• Problem A: In the wine data walkthrough, why is the data scrubbed even though it already looks very clean? Answer in one to three sentences.
• Problem B: Please carry on the wine data walkthrough from its last line.

There are two data sets: one for white wine and one for red wine. The very first step is to obtain the two data sets using curl (and of course parallel because we haven’t got all day):

  1. $ cd ~/book/ch09
  2. $ parallel "curl -sL http://archive.ics.uci.edu/ml/machine-learning-databases"\
  3. > "/wine-quality/winequality-{}.csv > data/wine-{}.csv" ::: red white

The triple colon is yet another way we can pass data to parallel. Let’s inspect both data sets using head and count the number of rows using wc -l:

  1. $ head -n 5 wine-{red,white}.csv | fold
  2. ==> wine-red.csv <==
  3. "fixed acidity";"volatile acidity";"citric acid";"residual sugar";"chlorides";"f
  4. ree sulfur dioxide";"total sulfur dioxide";"density";"pH";"sulphates";"alcohol";
  5. "quality"
  6. 7.4;0.7;0;1.9;0.076;11;34;0.9978;3.51;0.56;9.4;5
  7. 7.8;0.88;0;2.6;0.098;25;67;0.9968;3.2;0.68;9.8;5
  8. 7.8;0.76;0.04;2.3;0.092;15;54;0.997;3.26;0.65;9.8;5
  9. 11.2;0.28;0.56;1.9;0.075;17;60;0.998;3.16;0.58;9.8;6
  11. ==> wine-white.csv <==
  12. "fixed acidity";"volatile acidity";"citric acid";"residual sugar";"chlorides";"f
  13. ree sulfur dioxide";"total sulfur dioxide";"density";"pH";"sulphates";"alcohol";
  14. "quality"
  15. 7;0.27;0.36;20.7;0.045;45;170;1.001;3;0.45;8.8;6
  16. 6.3;0.3;0.34;1.6;0.049;14;132;0.994;3.3;0.49;9.5;6
  17. 8.1;0.28;0.4;6.9;0.05;30;97;0.9951;3.26;0.44;10.1;6
  18. 7.2;0.23;0.32;8.5;0.058;47;186;0.9956;3.19;0.4;9.9;6
  19. $ wc -l wine-{red,white}.csv
  20.   1600 wine-red.csv
  21.   4899 wine-white.csv
  22.   6499 total

At first sight this data appears to be very clean already. Still, let’s scrub this data a little bit so that it conforms more with what most command-line tools are expecting. Specifically, we’ll:

  • Convert the header to lowercase.

• Extracted material:
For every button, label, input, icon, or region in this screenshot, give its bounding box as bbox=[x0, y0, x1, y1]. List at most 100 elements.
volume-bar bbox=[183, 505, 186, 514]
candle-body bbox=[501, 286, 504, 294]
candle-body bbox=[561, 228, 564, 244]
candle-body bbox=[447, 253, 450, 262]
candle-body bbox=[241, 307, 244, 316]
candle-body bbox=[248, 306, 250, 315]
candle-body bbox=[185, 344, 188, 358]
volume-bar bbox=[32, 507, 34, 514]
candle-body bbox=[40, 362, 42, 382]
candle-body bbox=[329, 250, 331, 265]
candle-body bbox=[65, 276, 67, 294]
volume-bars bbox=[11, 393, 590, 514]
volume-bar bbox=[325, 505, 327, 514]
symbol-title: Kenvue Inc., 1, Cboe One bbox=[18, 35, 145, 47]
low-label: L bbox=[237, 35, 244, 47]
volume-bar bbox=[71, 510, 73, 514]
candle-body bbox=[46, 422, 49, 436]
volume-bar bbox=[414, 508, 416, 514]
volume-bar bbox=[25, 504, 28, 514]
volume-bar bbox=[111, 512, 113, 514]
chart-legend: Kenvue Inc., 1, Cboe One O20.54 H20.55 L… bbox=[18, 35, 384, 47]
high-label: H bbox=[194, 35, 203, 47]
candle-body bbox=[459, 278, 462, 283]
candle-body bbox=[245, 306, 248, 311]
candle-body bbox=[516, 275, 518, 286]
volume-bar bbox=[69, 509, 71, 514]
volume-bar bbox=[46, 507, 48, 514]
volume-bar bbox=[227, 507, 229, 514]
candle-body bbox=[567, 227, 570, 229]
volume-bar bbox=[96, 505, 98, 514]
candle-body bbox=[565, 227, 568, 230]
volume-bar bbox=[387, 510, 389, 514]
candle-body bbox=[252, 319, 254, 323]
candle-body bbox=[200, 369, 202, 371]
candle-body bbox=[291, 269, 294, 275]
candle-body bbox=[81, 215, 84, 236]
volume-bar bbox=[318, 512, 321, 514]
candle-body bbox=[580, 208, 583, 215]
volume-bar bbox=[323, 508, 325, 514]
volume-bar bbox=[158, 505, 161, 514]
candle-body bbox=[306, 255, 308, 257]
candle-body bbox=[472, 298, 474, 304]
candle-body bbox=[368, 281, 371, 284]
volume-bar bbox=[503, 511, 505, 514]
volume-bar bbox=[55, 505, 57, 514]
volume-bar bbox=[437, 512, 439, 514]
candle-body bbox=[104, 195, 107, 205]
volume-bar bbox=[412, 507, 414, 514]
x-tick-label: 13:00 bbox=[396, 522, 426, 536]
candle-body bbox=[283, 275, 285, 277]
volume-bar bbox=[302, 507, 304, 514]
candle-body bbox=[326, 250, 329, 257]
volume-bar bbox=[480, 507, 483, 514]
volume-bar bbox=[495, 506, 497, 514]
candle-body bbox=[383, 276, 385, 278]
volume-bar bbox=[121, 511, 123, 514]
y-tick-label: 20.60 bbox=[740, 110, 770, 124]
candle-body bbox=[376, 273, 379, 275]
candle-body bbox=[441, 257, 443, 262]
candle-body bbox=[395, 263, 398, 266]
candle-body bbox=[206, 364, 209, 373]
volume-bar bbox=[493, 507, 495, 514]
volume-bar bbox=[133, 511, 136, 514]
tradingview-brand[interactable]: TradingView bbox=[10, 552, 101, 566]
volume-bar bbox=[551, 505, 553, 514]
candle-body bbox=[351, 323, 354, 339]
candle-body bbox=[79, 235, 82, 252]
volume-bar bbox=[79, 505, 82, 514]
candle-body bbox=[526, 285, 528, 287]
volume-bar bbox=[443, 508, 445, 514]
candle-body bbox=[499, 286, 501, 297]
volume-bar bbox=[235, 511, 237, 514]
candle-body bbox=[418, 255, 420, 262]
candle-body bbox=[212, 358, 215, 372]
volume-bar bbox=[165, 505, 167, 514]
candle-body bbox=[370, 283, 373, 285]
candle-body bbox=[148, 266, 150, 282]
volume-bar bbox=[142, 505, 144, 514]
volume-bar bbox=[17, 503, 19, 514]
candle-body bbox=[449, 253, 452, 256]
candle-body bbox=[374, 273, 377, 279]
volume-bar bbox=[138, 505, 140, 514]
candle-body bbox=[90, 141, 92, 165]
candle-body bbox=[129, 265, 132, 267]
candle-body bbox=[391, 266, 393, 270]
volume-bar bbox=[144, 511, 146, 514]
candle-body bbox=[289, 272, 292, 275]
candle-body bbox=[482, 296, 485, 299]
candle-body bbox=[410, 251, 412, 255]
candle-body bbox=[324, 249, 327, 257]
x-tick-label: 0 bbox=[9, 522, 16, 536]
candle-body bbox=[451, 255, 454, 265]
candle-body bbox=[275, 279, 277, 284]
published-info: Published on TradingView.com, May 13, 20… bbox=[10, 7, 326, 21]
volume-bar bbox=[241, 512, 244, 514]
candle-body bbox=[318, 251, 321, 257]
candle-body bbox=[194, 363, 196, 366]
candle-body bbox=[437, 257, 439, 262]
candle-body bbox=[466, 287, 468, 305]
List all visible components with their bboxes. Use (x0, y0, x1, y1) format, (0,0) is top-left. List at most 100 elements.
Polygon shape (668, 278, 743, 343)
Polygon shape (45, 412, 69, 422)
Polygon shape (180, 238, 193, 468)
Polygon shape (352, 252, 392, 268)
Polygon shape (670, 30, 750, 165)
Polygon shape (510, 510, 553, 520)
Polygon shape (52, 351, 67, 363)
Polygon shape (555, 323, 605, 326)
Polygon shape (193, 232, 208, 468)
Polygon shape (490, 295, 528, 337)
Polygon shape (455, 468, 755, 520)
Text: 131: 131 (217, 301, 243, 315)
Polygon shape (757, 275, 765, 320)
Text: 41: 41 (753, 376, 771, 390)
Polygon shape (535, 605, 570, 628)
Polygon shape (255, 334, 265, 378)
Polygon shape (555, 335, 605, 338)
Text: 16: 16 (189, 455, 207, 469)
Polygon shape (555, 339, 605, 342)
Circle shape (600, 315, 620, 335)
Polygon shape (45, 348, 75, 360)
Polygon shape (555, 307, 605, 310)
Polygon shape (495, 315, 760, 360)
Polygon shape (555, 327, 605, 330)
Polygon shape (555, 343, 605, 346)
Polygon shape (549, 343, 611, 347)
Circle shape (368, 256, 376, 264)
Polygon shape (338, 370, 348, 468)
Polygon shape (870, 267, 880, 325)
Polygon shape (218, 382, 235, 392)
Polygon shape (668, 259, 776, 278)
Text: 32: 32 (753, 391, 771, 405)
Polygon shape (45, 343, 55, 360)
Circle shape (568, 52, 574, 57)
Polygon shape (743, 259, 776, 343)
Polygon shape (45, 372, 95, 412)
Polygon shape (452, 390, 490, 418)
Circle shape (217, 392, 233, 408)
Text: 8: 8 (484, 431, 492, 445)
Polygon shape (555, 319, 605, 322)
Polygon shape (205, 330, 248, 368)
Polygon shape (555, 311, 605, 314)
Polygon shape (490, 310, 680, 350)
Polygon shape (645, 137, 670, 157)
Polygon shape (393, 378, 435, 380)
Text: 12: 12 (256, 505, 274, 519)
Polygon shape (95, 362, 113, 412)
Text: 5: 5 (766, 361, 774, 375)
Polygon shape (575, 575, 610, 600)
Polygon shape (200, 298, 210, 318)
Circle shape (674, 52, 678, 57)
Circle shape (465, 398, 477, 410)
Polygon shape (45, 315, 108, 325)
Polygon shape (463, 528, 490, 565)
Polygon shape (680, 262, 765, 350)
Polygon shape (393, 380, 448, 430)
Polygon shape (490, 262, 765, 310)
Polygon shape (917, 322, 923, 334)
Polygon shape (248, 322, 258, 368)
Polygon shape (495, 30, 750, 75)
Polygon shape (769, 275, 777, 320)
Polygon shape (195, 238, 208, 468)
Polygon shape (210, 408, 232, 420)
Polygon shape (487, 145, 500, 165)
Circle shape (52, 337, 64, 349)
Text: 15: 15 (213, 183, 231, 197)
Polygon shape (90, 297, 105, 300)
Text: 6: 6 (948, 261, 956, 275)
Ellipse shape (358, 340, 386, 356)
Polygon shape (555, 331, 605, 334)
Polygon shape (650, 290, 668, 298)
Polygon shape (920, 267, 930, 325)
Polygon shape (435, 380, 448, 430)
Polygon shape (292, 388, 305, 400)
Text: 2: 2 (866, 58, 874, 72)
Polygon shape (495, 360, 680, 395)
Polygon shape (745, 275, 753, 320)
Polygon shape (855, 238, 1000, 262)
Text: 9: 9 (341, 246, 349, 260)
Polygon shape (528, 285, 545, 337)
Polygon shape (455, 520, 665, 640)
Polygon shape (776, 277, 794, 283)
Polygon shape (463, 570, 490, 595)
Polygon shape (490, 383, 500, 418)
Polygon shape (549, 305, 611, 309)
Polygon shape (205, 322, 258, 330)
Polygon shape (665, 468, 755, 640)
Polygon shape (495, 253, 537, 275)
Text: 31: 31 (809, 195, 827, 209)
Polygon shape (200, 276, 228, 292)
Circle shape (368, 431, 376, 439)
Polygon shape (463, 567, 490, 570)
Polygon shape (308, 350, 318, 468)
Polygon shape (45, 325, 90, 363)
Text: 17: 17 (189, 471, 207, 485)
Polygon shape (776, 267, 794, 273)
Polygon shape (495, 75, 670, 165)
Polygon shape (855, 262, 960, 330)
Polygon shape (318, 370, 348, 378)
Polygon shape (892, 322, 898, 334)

• Task answer A: The data is scrubbed a little so that it conforms more closely to what most command-line tools expect.

• Task answer B:
  • Convert the semi-colons to commas.
  • Convert spaces to underscores.
  • Remove unnecessary quotes.These things can all be taken care of by ‘tr`. Let’s use a for loop this time—for old times’ sake—to process both data sets:
  1. for T in red white; do
  2. < wine-$T.csv tr '[A-Z]; ' '[a-z],_' | tr -d \" > wine-${T}-clean.csv
  3. done

Let’s also create a data set by combining the two data sets. We’ll use csvstack to add a column named “type” which will be “red” for rows of the first file, and “white” for rows of the second file:

  1. $ HEADER="$(head -n 1 wine-red-clean.csv),type"
  2. $ csvstack -g red,white -n type wine-{red,white}-clean.csv |
  3. > csvcut -c $HEADER > wine-both-clean.csv

The new column type is added to the beginning of the table. Because some of the command-line tools that we’ll use in this chapter assume that the class label is the last column, we’ll rearrange the columns by using csvcut. Instead of typing all 13 columns, we temporary store the desired header into a variable $HEADER before we call csvstack.

It’s good to check whether there are any missing values in this data set:

  1. $ csvstat wine-both-clean.csv --nulls
  2.   1. fixed_acidity: False
  3.   2. volatile_acidity: False
  4.   3. citric_acid: False
  5.   4. residual_sugar: False
  6.   5. chlorides: False
  7.   6. free_sulfur_dioxide: False
  8.   7. total_sulfur_dioxide: False
  9.   8. density: False
  10.   9. ph: False
  11.  10. sulphates: False
  12.  11. alcohol: False
  13.  12. quality: False
  14.  13. type: False

Excellent! Just out of curiosity, let’s see what the how the distribution of quality looks like for both red and white wines.

  1. $ < wine-both-clean.csv Rio -ge 'g+geom_density(aes(quality, '\
  2. 'fill=type), adjust=3, alpha=0.5)' | display

9.2 More Wine Please! - 图1

From the density plot we can see the quality of white wine is distributed more towards higher values. Does this mean that white wines are overall better than red wines, or that the white wine experts more easily give higher scores than red wine experts? That’s something that the data doesn’t tell us. Or is there perhaps a correlation between alcohol and quality? Let’s use Rio and ggplot again to find out:

  1. $ < wine-both-clean.csv Rio -ge 'ggplot(df, aes(x=alcohol, y=quality, '\
  2. > 'color=type)) + geom_point(position="jitter", alpha=0.2) + '\
  3. > 'geom_smooth(method="lm")' | display

9.2 More Wine Please! - 图2

Eureka! Ahem, let’s carry on with some modeling, shall we?